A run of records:
————————

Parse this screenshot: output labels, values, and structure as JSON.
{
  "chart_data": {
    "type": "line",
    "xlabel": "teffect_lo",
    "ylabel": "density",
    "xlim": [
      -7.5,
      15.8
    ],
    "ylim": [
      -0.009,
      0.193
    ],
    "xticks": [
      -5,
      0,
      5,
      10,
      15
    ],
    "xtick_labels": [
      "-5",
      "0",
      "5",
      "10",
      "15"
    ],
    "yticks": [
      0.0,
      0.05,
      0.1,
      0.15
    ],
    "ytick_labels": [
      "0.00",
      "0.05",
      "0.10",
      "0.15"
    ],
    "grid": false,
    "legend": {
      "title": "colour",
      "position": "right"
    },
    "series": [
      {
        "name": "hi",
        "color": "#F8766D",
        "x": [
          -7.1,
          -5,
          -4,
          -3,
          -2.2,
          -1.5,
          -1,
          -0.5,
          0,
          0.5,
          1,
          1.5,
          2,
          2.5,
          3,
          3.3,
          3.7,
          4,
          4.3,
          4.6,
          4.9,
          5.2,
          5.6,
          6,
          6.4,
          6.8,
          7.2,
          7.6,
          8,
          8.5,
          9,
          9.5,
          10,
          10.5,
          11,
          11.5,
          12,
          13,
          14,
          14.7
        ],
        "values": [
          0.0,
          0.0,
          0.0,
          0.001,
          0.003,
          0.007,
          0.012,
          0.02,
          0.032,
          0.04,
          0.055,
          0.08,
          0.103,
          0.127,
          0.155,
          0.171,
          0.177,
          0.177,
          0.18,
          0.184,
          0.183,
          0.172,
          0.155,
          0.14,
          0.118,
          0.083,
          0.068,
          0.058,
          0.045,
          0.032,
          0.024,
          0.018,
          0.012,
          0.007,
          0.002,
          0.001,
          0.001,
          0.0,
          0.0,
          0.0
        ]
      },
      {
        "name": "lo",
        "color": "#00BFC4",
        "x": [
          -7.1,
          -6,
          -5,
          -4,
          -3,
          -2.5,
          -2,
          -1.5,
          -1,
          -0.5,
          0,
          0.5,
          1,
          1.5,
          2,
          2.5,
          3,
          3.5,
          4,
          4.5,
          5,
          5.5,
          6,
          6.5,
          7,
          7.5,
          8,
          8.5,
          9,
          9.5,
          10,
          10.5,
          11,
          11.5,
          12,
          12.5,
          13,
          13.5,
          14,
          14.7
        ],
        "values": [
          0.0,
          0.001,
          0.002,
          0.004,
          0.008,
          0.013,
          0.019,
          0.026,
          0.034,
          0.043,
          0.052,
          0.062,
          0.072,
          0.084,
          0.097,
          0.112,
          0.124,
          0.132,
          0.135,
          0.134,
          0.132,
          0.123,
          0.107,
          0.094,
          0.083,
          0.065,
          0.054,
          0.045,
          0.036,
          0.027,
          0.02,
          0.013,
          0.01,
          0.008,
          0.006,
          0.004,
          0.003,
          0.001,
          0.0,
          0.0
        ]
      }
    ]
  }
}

————————

WHAT THE EXERCISE ASKS:
Your task is to retype all of the records exactly.

RESPONSE TO THE TASK:
Parse this screenshot: output labels, values, and structure as JSON.
{
  "chart_data": {
    "type": "line",
    "xlabel": "teffect_lo",
    "ylabel": "density",
    "xlim": [
      -7.5,
      15.8
    ],
    "ylim": [
      -0.009,
      0.193
    ],
    "xticks": [
      -5,
      0,
      5,
      10,
      15
    ],
    "xtick_labels": [
      "-5",
      "0",
      "5",
      "10",
      "15"
    ],
    "yticks": [
      0.0,
      0.05,
      0.1,
      0.15
    ],
    "ytick_labels": [
      "0.00",
      "0.05",
      "0.10",
      "0.15"
    ],
    "grid": false,
    "legend": {
      "title": "colour",
      "position": "right"
    },
    "series": [
      {
        "name": "hi",
        "color": "#F8766D",
        "x": [
          -7.1,
          -5,
          -4,
          -3,
          -2.2,
          -1.5,
          -1,
          -0.5,
          0,
          0.5,
          1,
          1.5,
          2,
          2.5,
          3,
          3.3,
          3.7,
          4,
          4.3,
          4.6,
          4.9,
          5.2,
          5.6,
          6,
          6.4,
          6.8,
          7.2,
          7.6,
          8,
          8.5,
          9,
          9.5,
          10,
          10.5,
          11,
          11.5,
          12,
          13,
          14,
          14.7
        ],
        "values": [
          0.0,
          0.0,
          0.0,
          0.001,
          0.003,
          0.007,
          0.012,
          0.02,
          0.032,
          0.04,
          0.055,
          0.08,
          0.103,
          0.127,
          0.155,
          0.171,
          0.177,
          0.177,
          0.18,
          0.184,
          0.183,
          0.172,
          0.155,
          0.14,
          0.118,
          0.083,
          0.068,
          0.058,
          0.045,
          0.032,
          0.024,
          0.018,
          0.012,
          0.007,
          0.002,
          0.001,
          0.001,
          0.0,
          0.0,
          0.0
        ]
      },
      {
        "name": "lo",
        "color": "#00BFC4",
        "x": [
          -7.1,
          -6,
          -5,
          -4,
          -3,
          -2.5,
          -2,
          -1.5,
          -1,
          -0.5,
          0,
          0.5,
          1,
          1.5,
          2,
          2.5,
          3,
          3.5,
          4,
          4.5,
          5,
          5.5,
          6,
          6.5,
          7,
          7.5,
          8,
          8.5,
          9,
          9.5,
          10,
          10.5,
          11,
          11.5,
          12,
          12.5,
          13,
          13.5,
          14,
          14.7
        ],
        "values": [
          0.0,
          0.001,
          0.002,
          0.004,
          0.008,
          0.013,
          0.019,
          0.026,
          0.034,
          0.043,
          0.052,
          0.062,
          0.072,
          0.084,
          0.097,
          0.112,
          0.124,
          0.132,
          0.135,
          0.134,
          0.132,
          0.123,
          0.107,
          0.094,
          0.083,
          0.065,
          0.054,
          0.045,
          0.036,
          0.027,
          0.02,
          0.013,
          0.01,
          0.008,
          0.006,
          0.004,
          0.003,
          0.001,
          0.0,
          0.0
        ]
      }
    ]
  }
}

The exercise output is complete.